Read through the records below and copy each line that uses the word "canales".

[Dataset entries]
════════

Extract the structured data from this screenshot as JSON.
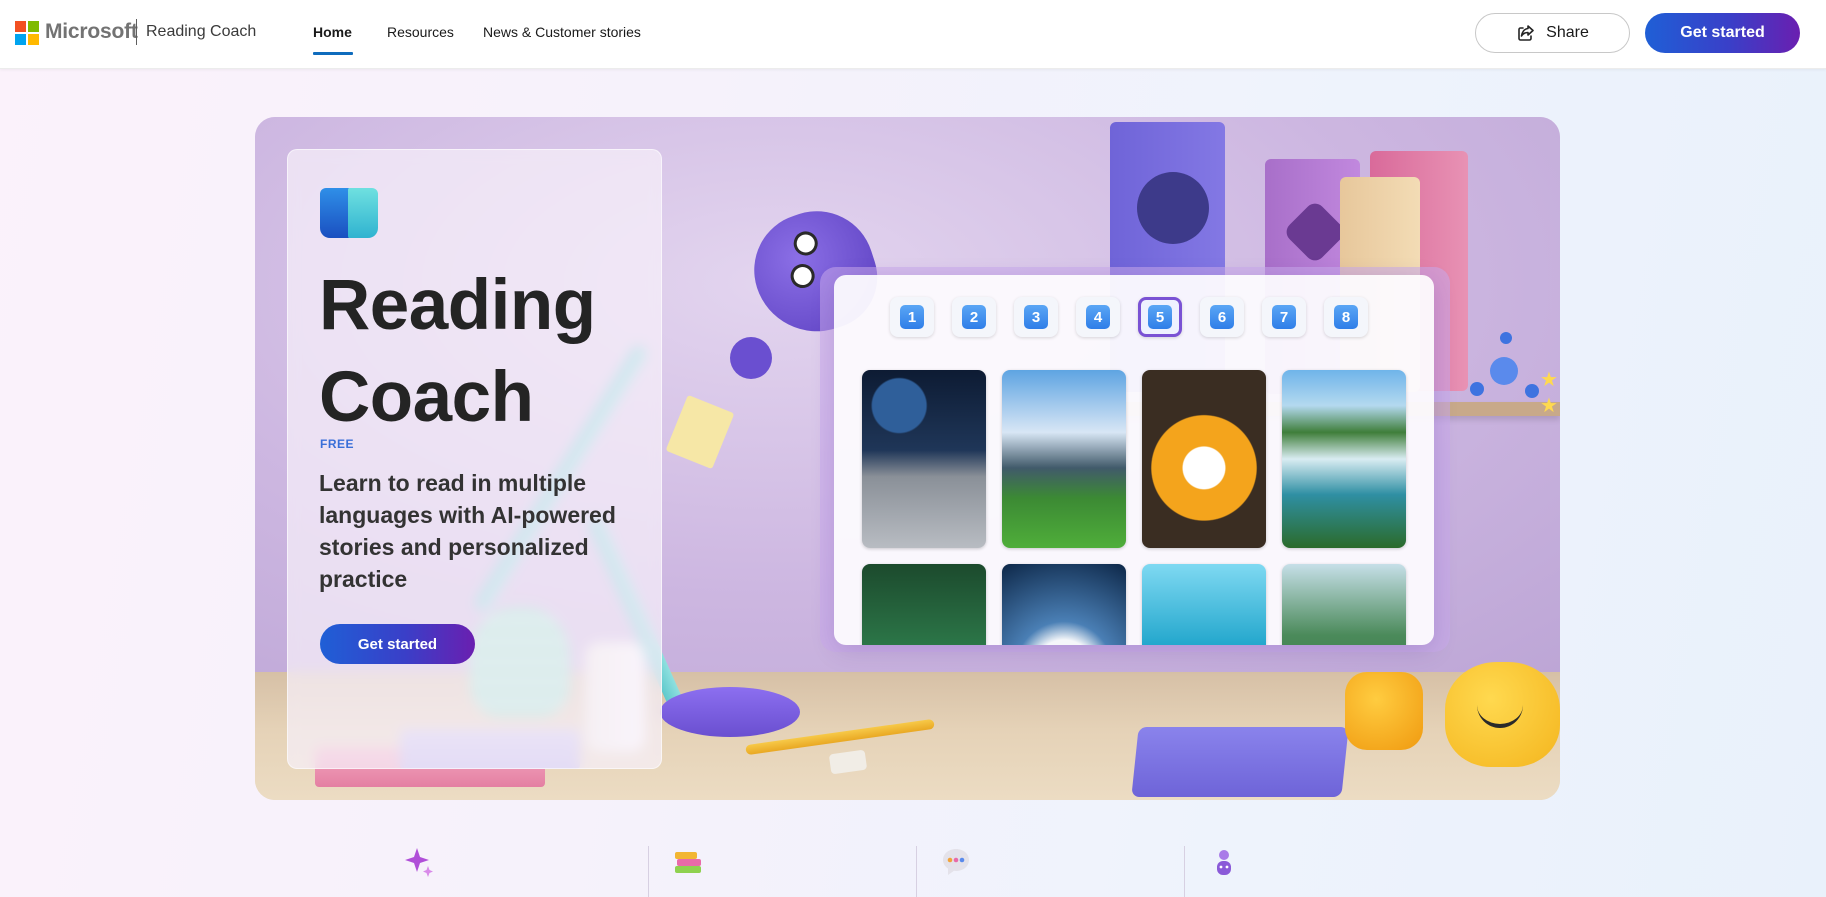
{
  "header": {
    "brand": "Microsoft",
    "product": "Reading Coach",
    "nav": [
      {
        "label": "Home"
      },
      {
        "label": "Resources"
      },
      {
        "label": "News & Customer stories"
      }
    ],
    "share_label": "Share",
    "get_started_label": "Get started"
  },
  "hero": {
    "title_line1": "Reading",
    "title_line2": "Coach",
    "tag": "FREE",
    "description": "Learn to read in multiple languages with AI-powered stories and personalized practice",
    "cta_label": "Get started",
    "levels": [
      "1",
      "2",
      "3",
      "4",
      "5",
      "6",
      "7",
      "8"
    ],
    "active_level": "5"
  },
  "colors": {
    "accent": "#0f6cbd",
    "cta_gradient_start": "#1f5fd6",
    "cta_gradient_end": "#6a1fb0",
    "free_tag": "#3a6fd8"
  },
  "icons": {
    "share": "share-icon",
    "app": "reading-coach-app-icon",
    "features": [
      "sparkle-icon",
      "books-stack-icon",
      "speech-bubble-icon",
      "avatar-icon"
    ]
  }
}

════════

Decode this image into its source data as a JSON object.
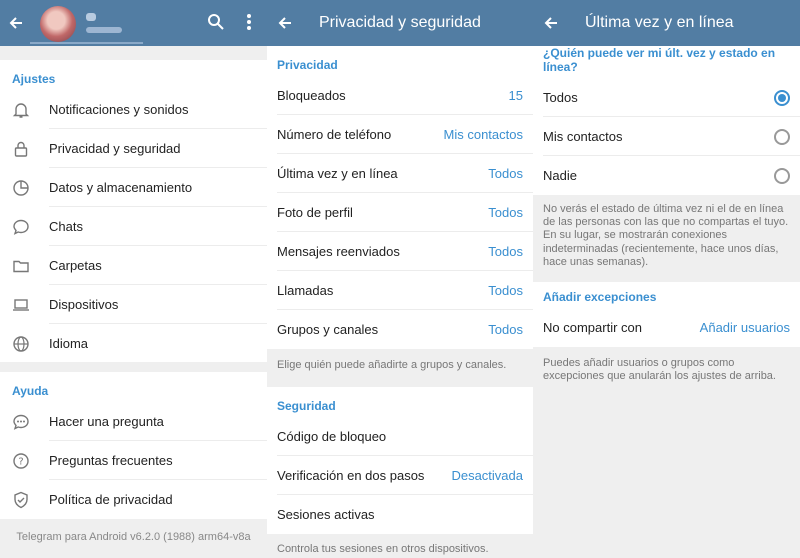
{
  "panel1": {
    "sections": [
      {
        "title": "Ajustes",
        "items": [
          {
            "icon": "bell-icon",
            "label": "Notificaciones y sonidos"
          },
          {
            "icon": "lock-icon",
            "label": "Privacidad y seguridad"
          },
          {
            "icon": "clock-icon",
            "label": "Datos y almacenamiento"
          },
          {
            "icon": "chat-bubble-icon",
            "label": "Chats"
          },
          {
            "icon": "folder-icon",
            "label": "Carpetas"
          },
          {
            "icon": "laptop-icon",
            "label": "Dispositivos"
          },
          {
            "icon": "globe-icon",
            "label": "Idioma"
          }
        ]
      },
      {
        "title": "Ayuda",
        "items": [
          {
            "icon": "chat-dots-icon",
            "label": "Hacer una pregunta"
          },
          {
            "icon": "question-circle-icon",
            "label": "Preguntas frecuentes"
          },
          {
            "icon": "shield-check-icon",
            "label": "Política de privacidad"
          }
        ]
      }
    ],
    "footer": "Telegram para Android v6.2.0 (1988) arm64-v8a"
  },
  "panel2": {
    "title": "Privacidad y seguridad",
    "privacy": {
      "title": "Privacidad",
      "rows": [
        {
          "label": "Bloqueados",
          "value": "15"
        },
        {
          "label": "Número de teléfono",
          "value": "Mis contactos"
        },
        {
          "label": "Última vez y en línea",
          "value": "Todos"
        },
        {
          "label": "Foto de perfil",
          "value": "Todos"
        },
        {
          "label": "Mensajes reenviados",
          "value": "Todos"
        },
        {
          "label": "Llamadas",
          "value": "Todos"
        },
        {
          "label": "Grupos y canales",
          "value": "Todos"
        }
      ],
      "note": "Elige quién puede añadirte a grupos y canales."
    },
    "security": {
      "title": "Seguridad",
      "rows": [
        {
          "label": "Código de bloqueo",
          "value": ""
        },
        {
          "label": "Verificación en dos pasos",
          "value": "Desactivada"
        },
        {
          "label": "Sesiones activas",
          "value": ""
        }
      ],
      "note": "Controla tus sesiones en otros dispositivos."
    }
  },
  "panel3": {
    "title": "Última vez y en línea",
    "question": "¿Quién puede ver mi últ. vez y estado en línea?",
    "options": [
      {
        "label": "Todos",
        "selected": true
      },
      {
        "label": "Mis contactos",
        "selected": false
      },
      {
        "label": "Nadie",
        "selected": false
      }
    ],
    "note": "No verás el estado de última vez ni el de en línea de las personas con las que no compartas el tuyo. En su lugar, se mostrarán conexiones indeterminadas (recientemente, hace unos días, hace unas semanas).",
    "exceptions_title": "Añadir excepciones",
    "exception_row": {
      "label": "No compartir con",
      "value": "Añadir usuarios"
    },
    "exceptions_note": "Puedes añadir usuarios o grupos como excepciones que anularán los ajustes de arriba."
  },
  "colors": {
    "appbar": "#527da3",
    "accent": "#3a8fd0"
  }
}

════════

### THE COMPLETED TASK:
          "label": "Grupos y canales",
      "note": "Elige quién puede añadirte a grupos y canales."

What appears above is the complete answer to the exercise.